(Stored data entries)
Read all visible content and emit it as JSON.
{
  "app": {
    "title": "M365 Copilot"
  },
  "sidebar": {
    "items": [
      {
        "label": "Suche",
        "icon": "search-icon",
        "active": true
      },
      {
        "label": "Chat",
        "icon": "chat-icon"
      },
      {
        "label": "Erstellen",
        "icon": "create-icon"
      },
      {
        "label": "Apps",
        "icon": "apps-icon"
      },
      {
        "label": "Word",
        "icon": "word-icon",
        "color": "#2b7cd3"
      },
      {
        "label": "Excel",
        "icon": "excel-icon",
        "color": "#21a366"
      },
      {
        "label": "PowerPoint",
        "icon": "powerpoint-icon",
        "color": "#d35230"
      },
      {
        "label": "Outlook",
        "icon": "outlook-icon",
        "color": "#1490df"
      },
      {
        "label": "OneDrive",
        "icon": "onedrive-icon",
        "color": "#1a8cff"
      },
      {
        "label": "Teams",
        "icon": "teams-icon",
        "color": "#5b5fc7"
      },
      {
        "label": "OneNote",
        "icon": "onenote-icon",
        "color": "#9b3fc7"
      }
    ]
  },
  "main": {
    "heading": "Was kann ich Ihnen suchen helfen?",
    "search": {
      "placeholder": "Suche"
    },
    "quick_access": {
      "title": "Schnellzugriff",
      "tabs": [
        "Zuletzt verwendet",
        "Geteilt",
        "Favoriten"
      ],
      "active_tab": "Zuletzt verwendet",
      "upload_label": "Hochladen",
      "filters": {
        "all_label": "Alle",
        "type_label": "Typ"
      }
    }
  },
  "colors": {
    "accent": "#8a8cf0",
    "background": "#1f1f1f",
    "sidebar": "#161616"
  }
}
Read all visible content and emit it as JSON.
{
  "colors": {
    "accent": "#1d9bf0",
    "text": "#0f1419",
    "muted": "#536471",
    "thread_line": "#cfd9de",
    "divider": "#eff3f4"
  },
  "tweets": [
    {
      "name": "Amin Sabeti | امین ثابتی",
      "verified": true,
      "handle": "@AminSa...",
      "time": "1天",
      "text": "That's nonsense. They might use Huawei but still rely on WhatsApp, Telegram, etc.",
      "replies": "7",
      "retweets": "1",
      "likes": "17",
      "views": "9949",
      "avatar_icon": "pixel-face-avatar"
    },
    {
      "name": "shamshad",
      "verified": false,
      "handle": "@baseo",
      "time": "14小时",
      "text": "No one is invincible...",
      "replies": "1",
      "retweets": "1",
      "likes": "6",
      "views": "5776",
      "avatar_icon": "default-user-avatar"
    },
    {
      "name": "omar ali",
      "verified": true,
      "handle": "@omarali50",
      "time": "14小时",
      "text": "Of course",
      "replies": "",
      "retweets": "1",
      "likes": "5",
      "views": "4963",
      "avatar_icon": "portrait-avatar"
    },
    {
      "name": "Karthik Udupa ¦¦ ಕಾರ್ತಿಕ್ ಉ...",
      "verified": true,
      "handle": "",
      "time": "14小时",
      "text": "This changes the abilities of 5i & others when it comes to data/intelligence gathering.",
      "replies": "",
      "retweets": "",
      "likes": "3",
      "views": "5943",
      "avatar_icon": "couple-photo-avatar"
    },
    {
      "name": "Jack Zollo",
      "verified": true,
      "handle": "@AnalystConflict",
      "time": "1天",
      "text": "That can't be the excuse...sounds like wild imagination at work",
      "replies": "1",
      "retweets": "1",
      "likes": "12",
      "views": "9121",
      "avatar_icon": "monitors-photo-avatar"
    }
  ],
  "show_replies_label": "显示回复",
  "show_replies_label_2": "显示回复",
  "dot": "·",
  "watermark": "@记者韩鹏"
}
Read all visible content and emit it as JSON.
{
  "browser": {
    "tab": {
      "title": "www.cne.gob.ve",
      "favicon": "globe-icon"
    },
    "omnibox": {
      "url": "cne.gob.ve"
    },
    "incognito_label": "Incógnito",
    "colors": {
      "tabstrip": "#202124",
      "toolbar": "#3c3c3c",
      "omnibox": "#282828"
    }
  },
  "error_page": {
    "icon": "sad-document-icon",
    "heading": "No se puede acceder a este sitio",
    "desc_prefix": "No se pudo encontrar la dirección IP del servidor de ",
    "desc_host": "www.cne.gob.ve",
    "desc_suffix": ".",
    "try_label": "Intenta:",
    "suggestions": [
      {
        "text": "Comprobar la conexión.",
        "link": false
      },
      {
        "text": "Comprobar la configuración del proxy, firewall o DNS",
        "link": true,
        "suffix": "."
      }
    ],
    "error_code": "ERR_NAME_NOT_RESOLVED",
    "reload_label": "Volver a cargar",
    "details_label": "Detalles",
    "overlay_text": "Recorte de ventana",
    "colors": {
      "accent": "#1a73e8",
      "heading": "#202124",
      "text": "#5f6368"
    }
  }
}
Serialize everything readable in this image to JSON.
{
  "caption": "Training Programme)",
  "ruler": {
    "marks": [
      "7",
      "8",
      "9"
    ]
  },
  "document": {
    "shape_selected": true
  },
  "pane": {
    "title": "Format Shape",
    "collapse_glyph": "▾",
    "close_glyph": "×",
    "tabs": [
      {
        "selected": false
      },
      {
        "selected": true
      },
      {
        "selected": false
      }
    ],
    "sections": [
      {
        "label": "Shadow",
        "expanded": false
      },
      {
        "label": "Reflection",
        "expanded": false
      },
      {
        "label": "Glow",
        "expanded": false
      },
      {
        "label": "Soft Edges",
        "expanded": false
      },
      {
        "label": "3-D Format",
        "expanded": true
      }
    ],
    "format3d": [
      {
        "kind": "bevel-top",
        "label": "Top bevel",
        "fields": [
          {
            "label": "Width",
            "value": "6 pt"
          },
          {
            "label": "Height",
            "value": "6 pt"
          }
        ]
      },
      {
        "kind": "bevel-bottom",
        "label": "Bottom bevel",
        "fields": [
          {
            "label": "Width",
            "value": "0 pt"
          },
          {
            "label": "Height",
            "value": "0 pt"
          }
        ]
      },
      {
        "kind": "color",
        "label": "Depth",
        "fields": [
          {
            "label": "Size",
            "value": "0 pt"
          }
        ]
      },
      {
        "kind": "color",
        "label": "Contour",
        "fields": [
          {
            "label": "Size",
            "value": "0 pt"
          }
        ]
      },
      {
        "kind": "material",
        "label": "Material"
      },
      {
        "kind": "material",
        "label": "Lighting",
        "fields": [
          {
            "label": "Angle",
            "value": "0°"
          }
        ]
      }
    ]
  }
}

* _Do this_: Reproduce every line above without error.

* _Answer to the exercise_:
Read all visible content and emit it as JSON.
{
  "app": {
    "title": "M365 Copilot"
  },
  "sidebar": {
    "items": [
      {
        "label": "Suche",
        "icon": "search-icon",
        "active": true
      },
      {
        "label": "Chat",
        "icon": "chat-icon"
      },
      {
        "label": "Erstellen",
        "icon": "create-icon"
      },
      {
        "label": "Apps",
        "icon": "apps-icon"
      },
      {
        "label": "Word",
        "icon": "word-icon",
        "color": "#2b7cd3"
      },
      {
        "label": "Excel",
        "icon": "excel-icon",
        "color": "#21a366"
      },
      {
        "label": "PowerPoint",
        "icon": "powerpoint-icon",
        "color": "#d35230"
      },
      {
        "label": "Outlook",
        "icon": "outlook-icon",
        "color": "#1490df"
      },
      {
        "label": "OneDrive",
        "icon": "onedrive-icon",
        "color": "#1a8cff"
      },
      {
        "label": "Teams",
        "icon": "teams-icon",
        "color": "#5b5fc7"
      },
      {
        "label": "OneNote",
        "icon": "onenote-icon",
        "color": "#9b3fc7"
      }
    ]
  },
  "main": {
    "heading": "Was kann ich Ihnen suchen helfen?",
    "search": {
      "placeholder": "Suche"
    },
    "quick_access": {
      "title": "Schnellzugriff",
      "tabs": [
        "Zuletzt verwendet",
        "Geteilt",
        "Favoriten"
      ],
      "active_tab": "Zuletzt verwendet",
      "upload_label": "Hochladen",
      "filters": {
        "all_label": "Alle",
        "type_label": "Typ"
      }
    }
  },
  "colors": {
    "accent": "#8a8cf0",
    "background": "#1f1f1f",
    "sidebar": "#161616"
  }
}
Read all visible content and emit it as JSON.
{
  "colors": {
    "accent": "#1d9bf0",
    "text": "#0f1419",
    "muted": "#536471",
    "thread_line": "#cfd9de",
    "divider": "#eff3f4"
  },
  "tweets": [
    {
      "name": "Amin Sabeti | امین ثابتی",
      "verified": true,
      "handle": "@AminSa...",
      "time": "1天",
      "text": "That's nonsense. They might use Huawei but still rely on WhatsApp, Telegram, etc.",
      "replies": "7",
      "retweets": "1",
      "likes": "17",
      "views": "9949",
      "avatar_icon": "pixel-face-avatar"
    },
    {
      "name": "shamshad",
      "verified": false,
      "handle": "@baseo",
      "time": "14小时",
      "text": "No one is invincible...",
      "replies": "1",
      "retweets": "1",
      "likes": "6",
      "views": "5776",
      "avatar_icon": "default-user-avatar"
    },
    {
      "name": "omar ali",
      "verified": true,
      "handle": "@omarali50",
      "time": "14小时",
      "text": "Of course",
      "replies": "",
      "retweets": "1",
      "likes": "5",
      "views": "4963",
      "avatar_icon": "portrait-avatar"
    },
    {
      "name": "Karthik Udupa ¦¦ ಕಾರ್ತಿಕ್ ಉ...",
      "verified": true,
      "handle": "",
      "time": "14小时",
      "text": "This changes the abilities of 5i & others when it comes to data/intelligence gathering.",
      "replies": "",
      "retweets": "",
      "likes": "3",
      "views": "5943",
      "avatar_icon": "couple-photo-avatar"
    },
    {
      "name": "Jack Zollo",
      "verified": true,
      "handle": "@AnalystConflict",
      "time": "1天",
      "text": "That can't be the excuse...sounds like wild imagination at work",
      "replies": "1",
      "retweets": "1",
      "likes": "12",
      "views": "9121",
      "avatar_icon": "monitors-photo-avatar"
    }
  ],
  "show_replies_label": "显示回复",
  "show_replies_label_2": "显示回复",
  "dot": "·",
  "watermark": "@记者韩鹏"
}
Read all visible content and emit it as JSON.
{
  "browser": {
    "tab": {
      "title": "www.cne.gob.ve",
      "favicon": "globe-icon"
    },
    "omnibox": {
      "url": "cne.gob.ve"
    },
    "incognito_label": "Incógnito",
    "colors": {
      "tabstrip": "#202124",
      "toolbar": "#3c3c3c",
      "omnibox": "#282828"
    }
  },
  "error_page": {
    "icon": "sad-document-icon",
    "heading": "No se puede acceder a este sitio",
    "desc_prefix": "No se pudo encontrar la dirección IP del servidor de ",
    "desc_host": "www.cne.gob.ve",
    "desc_suffix": ".",
    "try_label": "Intenta:",
    "suggestions": [
      {
        "text": "Comprobar la conexión.",
        "link": false
      },
      {
        "text": "Comprobar la configuración del proxy, firewall o DNS",
        "link": true,
        "suffix": "."
      }
    ],
    "error_code": "ERR_NAME_NOT_RESOLVED",
    "reload_label": "Volver a cargar",
    "details_label": "Detalles",
    "overlay_text": "Recorte de ventana",
    "colors": {
      "accent": "#1a73e8",
      "heading": "#202124",
      "text": "#5f6368"
    }
  }
}
Serialize everything readable in this image to JSON.
{
  "caption": "Training Programme)",
  "ruler": {
    "marks": [
      "7",
      "8",
      "9"
    ]
  },
  "document": {
    "shape_selected": true
  },
  "pane": {
    "title": "Format Shape",
    "collapse_glyph": "▾",
    "close_glyph": "×",
    "tabs": [
      {
        "selected": false
      },
      {
        "selected": true
      },
      {
        "selected": false
      }
    ],
    "sections": [
      {
        "label": "Shadow",
        "expanded": false
      },
      {
        "label": "Reflection",
        "expanded": false
      },
      {
        "label": "Glow",
        "expanded": false
      },
      {
        "label": "Soft Edges",
        "expanded": false
      },
      {
        "label": "3-D Format",
        "expanded": true
      }
    ],
    "format3d": [
      {
        "kind": "bevel-top",
        "label": "Top bevel",
        "fields": [
          {
            "label": "Width",
            "value": "6 pt"
          },
          {
            "label": "Height",
            "value": "6 pt"
          }
        ]
      },
      {
        "kind": "bevel-bottom",
        "label": "Bottom bevel",
        "fields": [
          {
            "label": "Width",
            "value": "0 pt"
          },
          {
            "label": "Height",
            "value": "0 pt"
          }
        ]
      },
      {
        "kind": "color",
        "label": "Depth",
        "fields": [
          {
            "label": "Size",
            "value": "0 pt"
          }
        ]
      },
      {
        "kind": "color",
        "label": "Contour",
        "fields": [
          {
            "label": "Size",
            "value": "0 pt"
          }
        ]
      },
      {
        "kind": "material",
        "label": "Material"
      },
      {
        "kind": "material",
        "label": "Lighting",
        "fields": [
          {
            "label": "Angle",
            "value": "0°"
          }
        ]
      }
    ]
  }
}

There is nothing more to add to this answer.